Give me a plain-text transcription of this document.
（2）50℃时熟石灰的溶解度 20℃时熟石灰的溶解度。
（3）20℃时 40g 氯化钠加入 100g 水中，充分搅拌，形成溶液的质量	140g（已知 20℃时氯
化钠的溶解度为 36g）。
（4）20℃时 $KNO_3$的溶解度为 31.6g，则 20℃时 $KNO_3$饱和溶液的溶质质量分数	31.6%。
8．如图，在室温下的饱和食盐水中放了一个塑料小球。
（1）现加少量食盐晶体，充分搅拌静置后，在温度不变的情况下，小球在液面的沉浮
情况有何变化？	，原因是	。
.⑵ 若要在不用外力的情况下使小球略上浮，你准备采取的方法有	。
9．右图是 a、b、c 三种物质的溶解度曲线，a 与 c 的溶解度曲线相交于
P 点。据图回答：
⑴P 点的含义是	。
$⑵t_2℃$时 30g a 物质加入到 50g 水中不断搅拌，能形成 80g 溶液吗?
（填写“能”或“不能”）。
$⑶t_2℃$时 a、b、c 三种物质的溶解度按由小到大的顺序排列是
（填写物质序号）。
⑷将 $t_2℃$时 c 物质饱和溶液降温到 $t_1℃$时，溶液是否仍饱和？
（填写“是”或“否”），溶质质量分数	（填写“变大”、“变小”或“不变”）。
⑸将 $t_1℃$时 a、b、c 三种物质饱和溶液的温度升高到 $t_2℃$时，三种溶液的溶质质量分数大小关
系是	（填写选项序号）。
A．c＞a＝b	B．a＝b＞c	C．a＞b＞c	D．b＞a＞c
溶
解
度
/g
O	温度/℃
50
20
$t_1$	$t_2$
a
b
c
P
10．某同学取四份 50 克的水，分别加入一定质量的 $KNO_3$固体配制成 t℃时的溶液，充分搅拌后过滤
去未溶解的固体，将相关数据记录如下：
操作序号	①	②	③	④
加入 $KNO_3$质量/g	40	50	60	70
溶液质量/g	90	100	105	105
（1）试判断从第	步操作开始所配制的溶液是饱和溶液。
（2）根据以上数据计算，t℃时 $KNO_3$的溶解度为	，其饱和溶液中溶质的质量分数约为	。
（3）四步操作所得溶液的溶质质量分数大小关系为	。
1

# To be done
Each line above is to be repeated exactly.

# Exercise result
Give me a plain-text transcription of this document.
（2）50℃时熟石灰的溶解度 20℃时熟石灰的溶解度。
（3）20℃时 40g 氯化钠加入 100g 水中，充分搅拌，形成溶液的质量	140g（已知 20℃时氯
化钠的溶解度为 36g）。
（4）20℃时 $KNO_3$的溶解度为 31.6g，则 20℃时 $KNO_3$饱和溶液的溶质质量分数	31.6%。
8．如图，在室温下的饱和食盐水中放了一个塑料小球。
（1）现加少量食盐晶体，充分搅拌静置后，在温度不变的情况下，小球在液面的沉浮
情况有何变化？	，原因是	。
.⑵ 若要在不用外力的情况下使小球略上浮，你准备采取的方法有	。
9．右图是 a、b、c 三种物质的溶解度曲线，a 与 c 的溶解度曲线相交于
P 点。据图回答：
⑴P 点的含义是	。
$⑵t_2℃$时 30g a 物质加入到 50g 水中不断搅拌，能形成 80g 溶液吗?
（填写“能”或“不能”）。
$⑶t_2℃$时 a、b、c 三种物质的溶解度按由小到大的顺序排列是
（填写物质序号）。
⑷将 $t_2℃$时 c 物质饱和溶液降温到 $t_1℃$时，溶液是否仍饱和？
（填写“是”或“否”），溶质质量分数	（填写“变大”、“变小”或“不变”）。
⑸将 $t_1℃$时 a、b、c 三种物质饱和溶液的温度升高到 $t_2℃$时，三种溶液的溶质质量分数大小关
系是	（填写选项序号）。
A．c＞a＝b	B．a＝b＞c	C．a＞b＞c	D．b＞a＞c
溶
解
度
/g
O	温度/℃
50
20
$t_1$	$t_2$
a
b
c
P
10．某同学取四份 50 克的水，分别加入一定质量的 $KNO_3$固体配制成 t℃时的溶液，充分搅拌后过滤
去未溶解的固体，将相关数据记录如下：
操作序号	①	②	③	④
加入 $KNO_3$质量/g	40	50	60	70
溶液质量/g	90	100	105	105
（1）试判断从第	步操作开始所配制的溶液是饱和溶液。
（2）根据以上数据计算，t℃时 $KNO_3$的溶解度为	，其饱和溶液中溶质的质量分数约为	。
（3）四步操作所得溶液的溶质质量分数大小关系为	。
1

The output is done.